__Set exercise__:
Please retype the data in full and exactly; the pictures are not part of the copy.

Extracted data entries:
>> begin

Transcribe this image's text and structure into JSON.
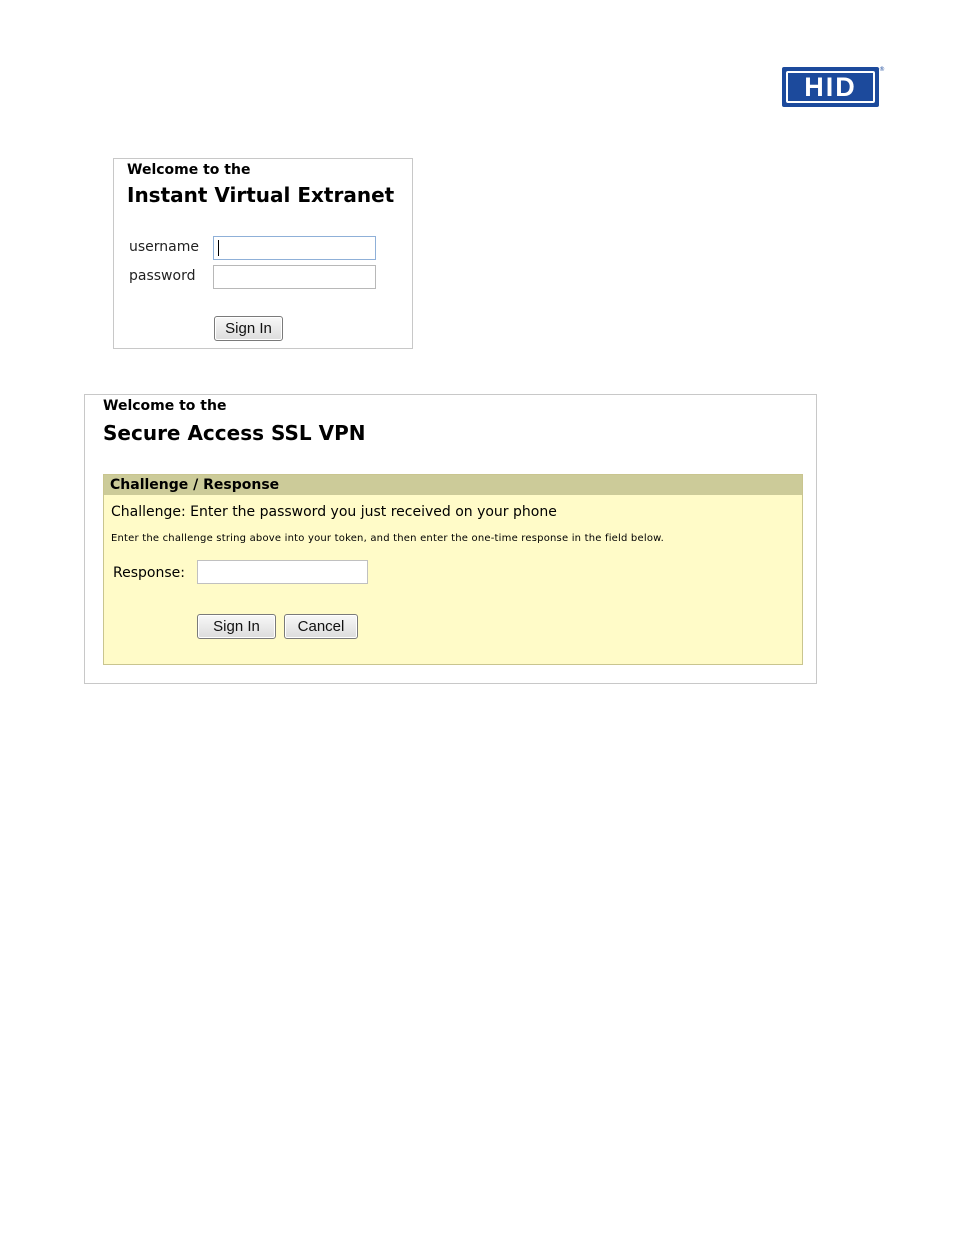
{
  "logo": {
    "text": "HID",
    "registered": "®"
  },
  "ive_login": {
    "welcome": "Welcome to the",
    "title": "Instant Virtual Extranet",
    "username_label": "username",
    "username_value": "",
    "password_label": "password",
    "password_value": "",
    "signin_label": "Sign In"
  },
  "ssl_vpn": {
    "welcome": "Welcome to the",
    "title": "Secure Access SSL VPN",
    "section_header": "Challenge / Response",
    "challenge_text": "Challenge: Enter the password you just received on your phone",
    "instructions": "Enter the challenge string above into your token, and then enter the one-time response in the field below.",
    "response_label": "Response:",
    "response_value": "",
    "signin_label": "Sign In",
    "cancel_label": "Cancel"
  },
  "colors": {
    "logo_blue": "#1c4a9c",
    "section_header_bg": "#cccb99",
    "section_bg": "#fffbc8"
  }
}
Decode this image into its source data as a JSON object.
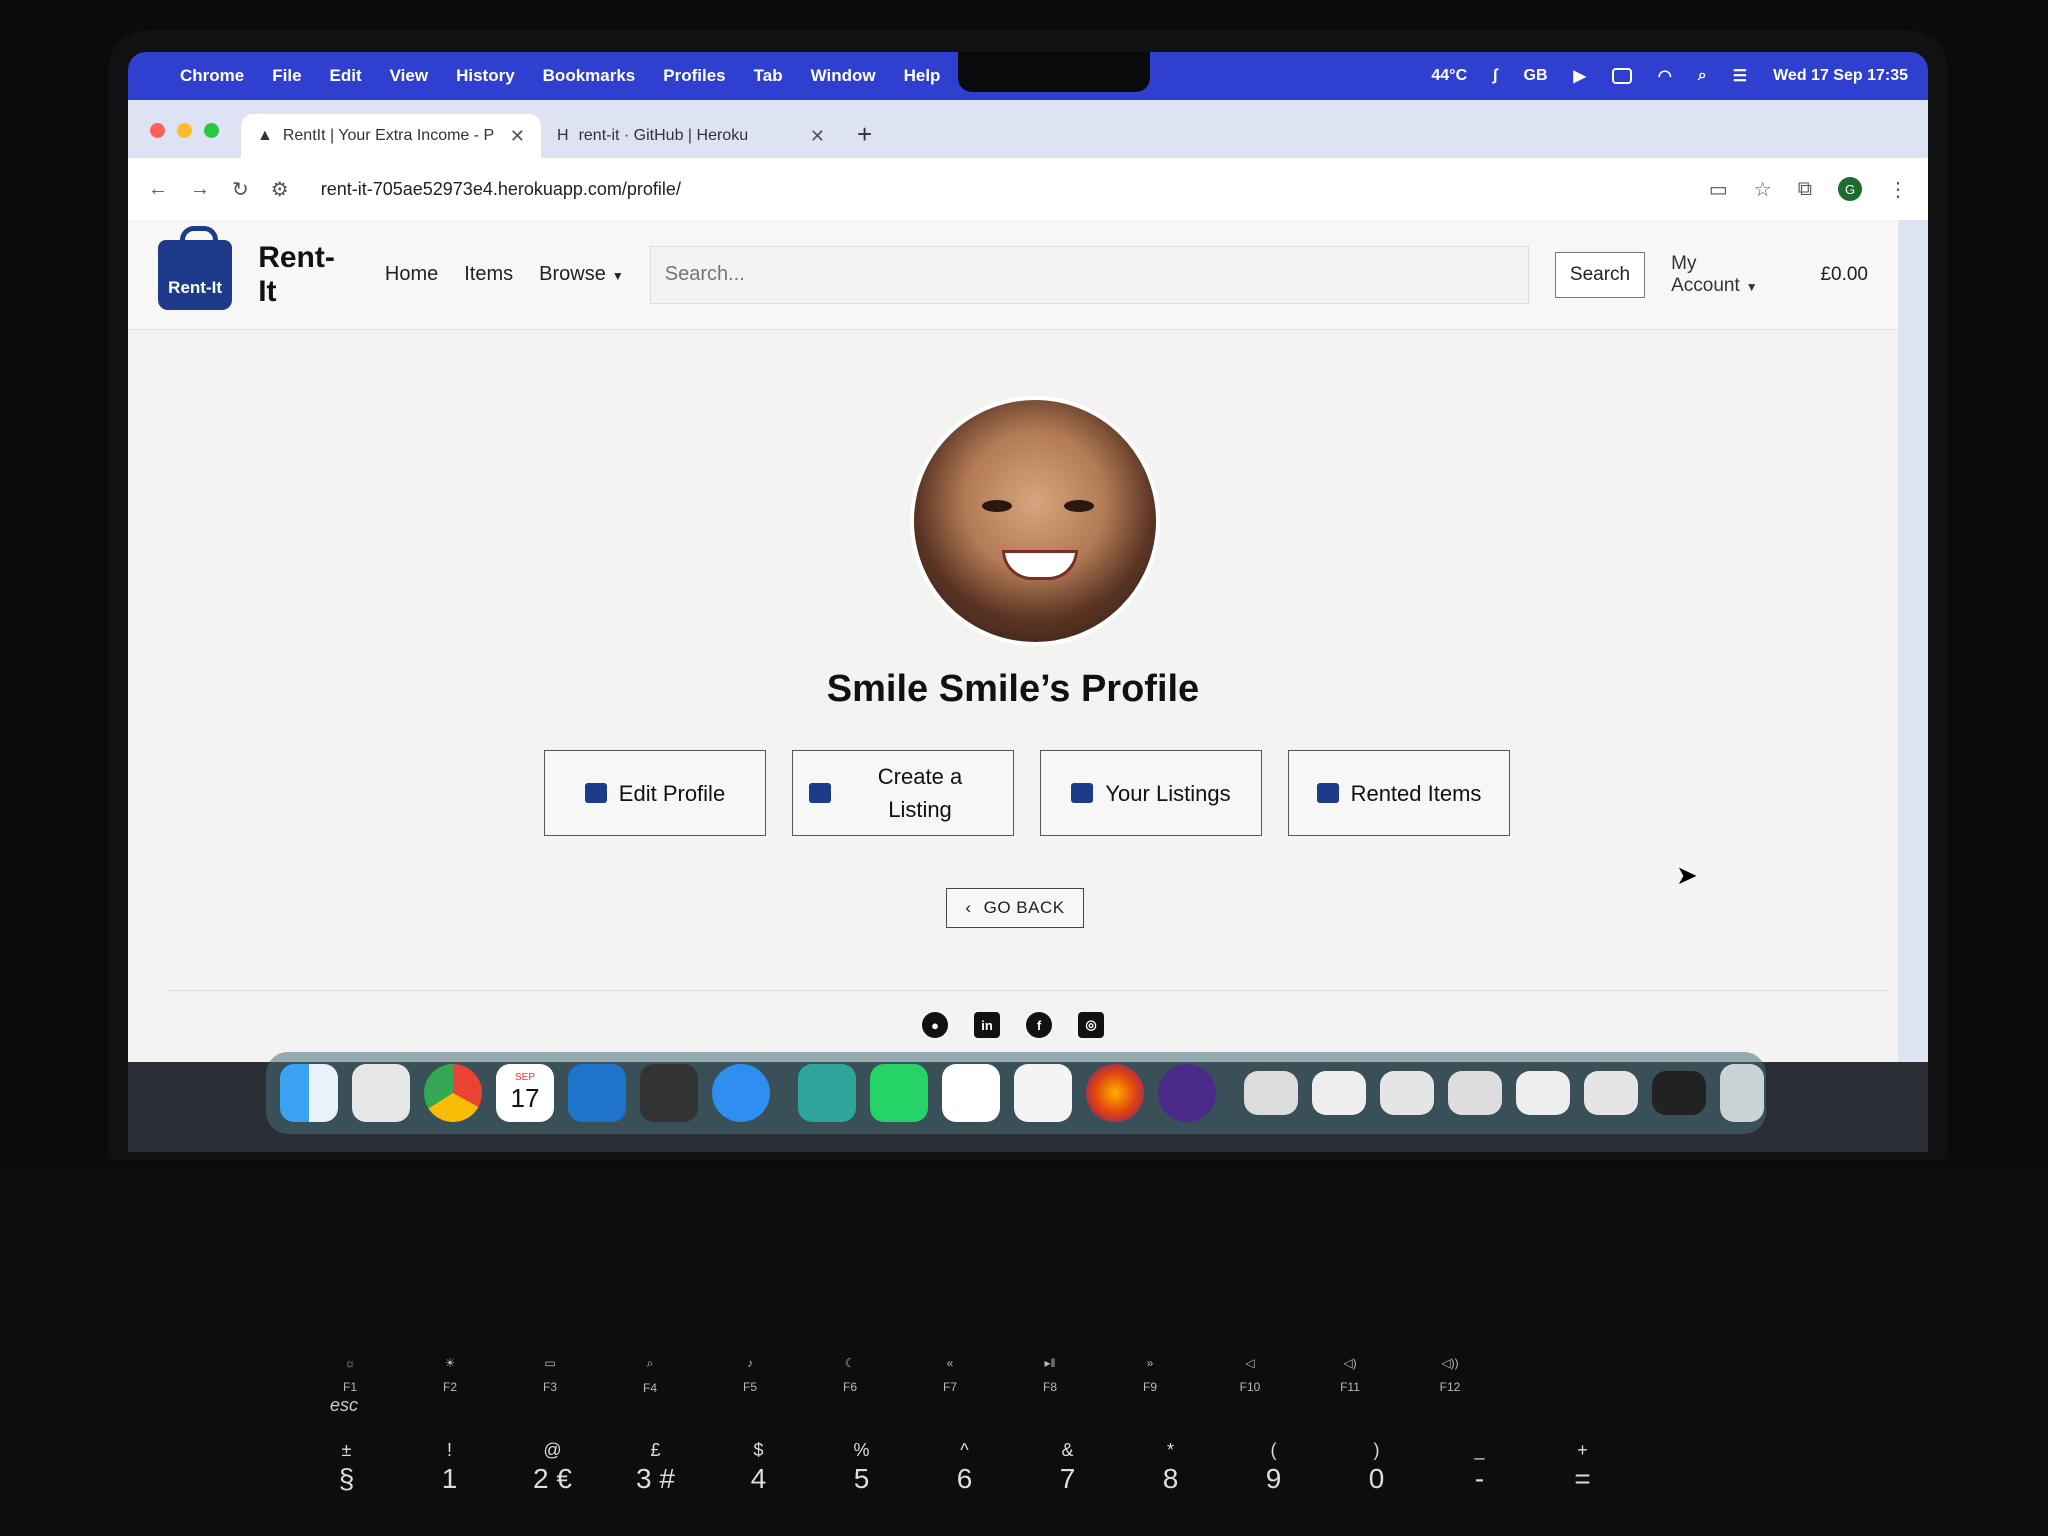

>> end

__Output of the exercise__:
Transcribe this image's text and structure into JSON.
{
  "logo": {
    "text": "HID",
    "registered": "®"
  },
  "ive_login": {
    "welcome": "Welcome to the",
    "title": "Instant Virtual Extranet",
    "username_label": "username",
    "username_value": "",
    "password_label": "password",
    "password_value": "",
    "signin_label": "Sign In"
  },
  "ssl_vpn": {
    "welcome": "Welcome to the",
    "title": "Secure Access SSL VPN",
    "section_header": "Challenge / Response",
    "challenge_text": "Challenge: Enter the password you just received on your phone",
    "instructions": "Enter the challenge string above into your token, and then enter the one-time response in the field below.",
    "response_label": "Response:",
    "response_value": "",
    "signin_label": "Sign In",
    "cancel_label": "Cancel"
  },
  "colors": {
    "logo_blue": "#1c4a9c",
    "section_header_bg": "#cccb99",
    "section_bg": "#fffbc8"
  }
}
Decode this image into its source data as a JSON object.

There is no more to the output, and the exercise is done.